**Dataset content:**
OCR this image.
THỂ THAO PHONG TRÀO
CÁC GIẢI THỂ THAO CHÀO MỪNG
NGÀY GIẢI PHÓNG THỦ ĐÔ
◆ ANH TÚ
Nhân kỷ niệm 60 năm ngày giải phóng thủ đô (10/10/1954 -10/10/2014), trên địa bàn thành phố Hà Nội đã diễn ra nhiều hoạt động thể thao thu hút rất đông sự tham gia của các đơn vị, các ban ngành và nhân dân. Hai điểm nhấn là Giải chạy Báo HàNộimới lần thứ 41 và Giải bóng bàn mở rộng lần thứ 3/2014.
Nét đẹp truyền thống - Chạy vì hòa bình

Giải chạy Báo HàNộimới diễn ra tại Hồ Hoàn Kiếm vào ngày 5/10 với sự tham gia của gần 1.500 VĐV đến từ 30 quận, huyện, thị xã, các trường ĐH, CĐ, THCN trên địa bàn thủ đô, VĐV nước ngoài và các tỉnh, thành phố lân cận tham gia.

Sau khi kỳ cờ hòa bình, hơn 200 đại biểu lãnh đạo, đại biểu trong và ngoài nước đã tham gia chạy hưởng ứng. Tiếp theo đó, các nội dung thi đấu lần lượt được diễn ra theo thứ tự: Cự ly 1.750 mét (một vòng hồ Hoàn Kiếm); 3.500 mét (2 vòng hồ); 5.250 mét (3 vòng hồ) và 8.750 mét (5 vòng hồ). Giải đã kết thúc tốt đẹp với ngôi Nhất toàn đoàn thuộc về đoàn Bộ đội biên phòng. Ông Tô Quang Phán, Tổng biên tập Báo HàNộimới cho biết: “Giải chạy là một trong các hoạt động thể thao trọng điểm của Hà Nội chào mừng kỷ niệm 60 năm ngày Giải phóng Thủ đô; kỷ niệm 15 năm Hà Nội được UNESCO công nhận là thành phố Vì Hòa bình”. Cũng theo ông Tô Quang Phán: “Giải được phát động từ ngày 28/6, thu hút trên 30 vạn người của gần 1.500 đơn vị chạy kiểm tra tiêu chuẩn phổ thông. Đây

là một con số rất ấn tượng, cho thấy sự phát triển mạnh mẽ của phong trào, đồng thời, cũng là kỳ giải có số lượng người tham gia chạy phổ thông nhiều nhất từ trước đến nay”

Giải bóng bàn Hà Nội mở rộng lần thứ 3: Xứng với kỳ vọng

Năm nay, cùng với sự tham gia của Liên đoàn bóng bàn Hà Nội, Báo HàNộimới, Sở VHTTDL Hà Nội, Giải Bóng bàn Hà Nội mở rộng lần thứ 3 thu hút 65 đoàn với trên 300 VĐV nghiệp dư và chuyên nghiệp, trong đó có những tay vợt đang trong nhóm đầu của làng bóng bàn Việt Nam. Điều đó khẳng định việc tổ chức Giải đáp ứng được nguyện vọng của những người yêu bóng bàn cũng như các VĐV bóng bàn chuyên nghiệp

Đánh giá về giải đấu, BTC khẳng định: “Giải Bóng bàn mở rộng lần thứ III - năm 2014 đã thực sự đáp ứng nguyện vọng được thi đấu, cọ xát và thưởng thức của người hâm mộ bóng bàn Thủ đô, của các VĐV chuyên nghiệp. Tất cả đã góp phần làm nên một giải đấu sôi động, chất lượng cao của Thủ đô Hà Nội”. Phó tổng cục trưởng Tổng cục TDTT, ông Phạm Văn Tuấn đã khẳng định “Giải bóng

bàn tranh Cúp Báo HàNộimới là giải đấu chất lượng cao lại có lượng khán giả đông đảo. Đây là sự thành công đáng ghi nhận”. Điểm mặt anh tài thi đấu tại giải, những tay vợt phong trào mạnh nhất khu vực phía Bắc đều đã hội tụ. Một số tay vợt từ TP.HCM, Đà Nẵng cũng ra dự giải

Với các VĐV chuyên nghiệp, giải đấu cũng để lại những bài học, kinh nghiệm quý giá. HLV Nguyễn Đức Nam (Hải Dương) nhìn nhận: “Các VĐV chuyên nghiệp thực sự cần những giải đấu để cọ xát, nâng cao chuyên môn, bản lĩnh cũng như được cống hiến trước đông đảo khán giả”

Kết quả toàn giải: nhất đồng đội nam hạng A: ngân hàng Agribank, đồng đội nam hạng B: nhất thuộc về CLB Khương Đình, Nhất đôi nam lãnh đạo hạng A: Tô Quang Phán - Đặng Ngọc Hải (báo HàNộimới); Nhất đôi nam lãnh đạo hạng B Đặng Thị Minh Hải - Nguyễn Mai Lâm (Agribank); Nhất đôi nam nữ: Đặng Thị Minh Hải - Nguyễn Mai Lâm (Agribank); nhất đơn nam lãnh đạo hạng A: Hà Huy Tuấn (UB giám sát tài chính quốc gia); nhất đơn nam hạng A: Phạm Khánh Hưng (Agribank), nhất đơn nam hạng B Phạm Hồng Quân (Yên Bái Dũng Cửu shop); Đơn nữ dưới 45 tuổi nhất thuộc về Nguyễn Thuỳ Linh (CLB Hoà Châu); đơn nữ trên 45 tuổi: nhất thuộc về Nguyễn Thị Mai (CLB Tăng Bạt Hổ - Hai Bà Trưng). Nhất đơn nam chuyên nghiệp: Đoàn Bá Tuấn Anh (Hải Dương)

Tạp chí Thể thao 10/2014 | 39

**Goal:** The full set of records should be duplicated exactly.

**Completed task:**
OCR this image.
THỂ THAO PHONG TRÀO
CÁC GIẢI THỂ THAO CHÀO MỪNG
NGÀY GIẢI PHÓNG THỦ ĐÔ
◆ ANH TÚ
Nhân kỷ niệm 60 năm ngày giải phóng thủ đô (10/10/1954 -10/10/2014), trên địa bàn thành phố Hà Nội đã diễn ra nhiều hoạt động thể thao thu hút rất đông sự tham gia của các đơn vị, các ban ngành và nhân dân. Hai điểm nhấn là Giải chạy Báo HàNộimới lần thứ 41 và Giải bóng bàn mở rộng lần thứ 3/2014.
Nét đẹp truyền thống - Chạy vì hòa bình

Giải chạy Báo HàNộimới diễn ra tại Hồ Hoàn Kiếm vào ngày 5/10 với sự tham gia của gần 1.500 VĐV đến từ 30 quận, huyện, thị xã, các trường ĐH, CĐ, THCN trên địa bàn thủ đô, VĐV nước ngoài và các tỉnh, thành phố lân cận tham gia.

Sau khi kỳ cờ hòa bình, hơn 200 đại biểu lãnh đạo, đại biểu trong và ngoài nước đã tham gia chạy hưởng ứng. Tiếp theo đó, các nội dung thi đấu lần lượt được diễn ra theo thứ tự: Cự ly 1.750 mét (một vòng hồ Hoàn Kiếm); 3.500 mét (2 vòng hồ); 5.250 mét (3 vòng hồ) và 8.750 mét (5 vòng hồ). Giải đã kết thúc tốt đẹp với ngôi Nhất toàn đoàn thuộc về đoàn Bộ đội biên phòng. Ông Tô Quang Phán, Tổng biên tập Báo HàNộimới cho biết: “Giải chạy là một trong các hoạt động thể thao trọng điểm của Hà Nội chào mừng kỷ niệm 60 năm ngày Giải phóng Thủ đô; kỷ niệm 15 năm Hà Nội được UNESCO công nhận là thành phố Vì Hòa bình”. Cũng theo ông Tô Quang Phán: “Giải được phát động từ ngày 28/6, thu hút trên 30 vạn người của gần 1.500 đơn vị chạy kiểm tra tiêu chuẩn phổ thông. Đây

là một con số rất ấn tượng, cho thấy sự phát triển mạnh mẽ của phong trào, đồng thời, cũng là kỳ giải có số lượng người tham gia chạy phổ thông nhiều nhất từ trước đến nay”

Giải bóng bàn Hà Nội mở rộng lần thứ 3: Xứng với kỳ vọng

Năm nay, cùng với sự tham gia của Liên đoàn bóng bàn Hà Nội, Báo HàNộimới, Sở VHTTDL Hà Nội, Giải Bóng bàn Hà Nội mở rộng lần thứ 3 thu hút 65 đoàn với trên 300 VĐV nghiệp dư và chuyên nghiệp, trong đó có những tay vợt đang trong nhóm đầu của làng bóng bàn Việt Nam. Điều đó khẳng định việc tổ chức Giải đáp ứng được nguyện vọng của những người yêu bóng bàn cũng như các VĐV bóng bàn chuyên nghiệp

Đánh giá về giải đấu, BTC khẳng định: “Giải Bóng bàn mở rộng lần thứ III - năm 2014 đã thực sự đáp ứng nguyện vọng được thi đấu, cọ xát và thưởng thức của người hâm mộ bóng bàn Thủ đô, của các VĐV chuyên nghiệp. Tất cả đã góp phần làm nên một giải đấu sôi động, chất lượng cao của Thủ đô Hà Nội”. Phó tổng cục trưởng Tổng cục TDTT, ông Phạm Văn Tuấn đã khẳng định “Giải bóng

bàn tranh Cúp Báo HàNộimới là giải đấu chất lượng cao lại có lượng khán giả đông đảo. Đây là sự thành công đáng ghi nhận”. Điểm mặt anh tài thi đấu tại giải, những tay vợt phong trào mạnh nhất khu vực phía Bắc đều đã hội tụ. Một số tay vợt từ TP.HCM, Đà Nẵng cũng ra dự giải

Với các VĐV chuyên nghiệp, giải đấu cũng để lại những bài học, kinh nghiệm quý giá. HLV Nguyễn Đức Nam (Hải Dương) nhìn nhận: “Các VĐV chuyên nghiệp thực sự cần những giải đấu để cọ xát, nâng cao chuyên môn, bản lĩnh cũng như được cống hiến trước đông đảo khán giả”

Kết quả toàn giải: nhất đồng đội nam hạng A: ngân hàng Agribank, đồng đội nam hạng B: nhất thuộc về CLB Khương Đình, Nhất đôi nam lãnh đạo hạng A: Tô Quang Phán - Đặng Ngọc Hải (báo HàNộimới); Nhất đôi nam lãnh đạo hạng B Đặng Thị Minh Hải - Nguyễn Mai Lâm (Agribank); Nhất đôi nam nữ: Đặng Thị Minh Hải - Nguyễn Mai Lâm (Agribank); nhất đơn nam lãnh đạo hạng A: Hà Huy Tuấn (UB giám sát tài chính quốc gia); nhất đơn nam hạng A: Phạm Khánh Hưng (Agribank), nhất đơn nam hạng B Phạm Hồng Quân (Yên Bái Dũng Cửu shop); Đơn nữ dưới 45 tuổi nhất thuộc về Nguyễn Thuỳ Linh (CLB Hoà Châu); đơn nữ trên 45 tuổi: nhất thuộc về Nguyễn Thị Mai (CLB Tăng Bạt Hổ - Hai Bà Trưng). Nhất đơn nam chuyên nghiệp: Đoàn Bá Tuấn Anh (Hải Dương)

Tạp chí Thể thao 10/2014 | 39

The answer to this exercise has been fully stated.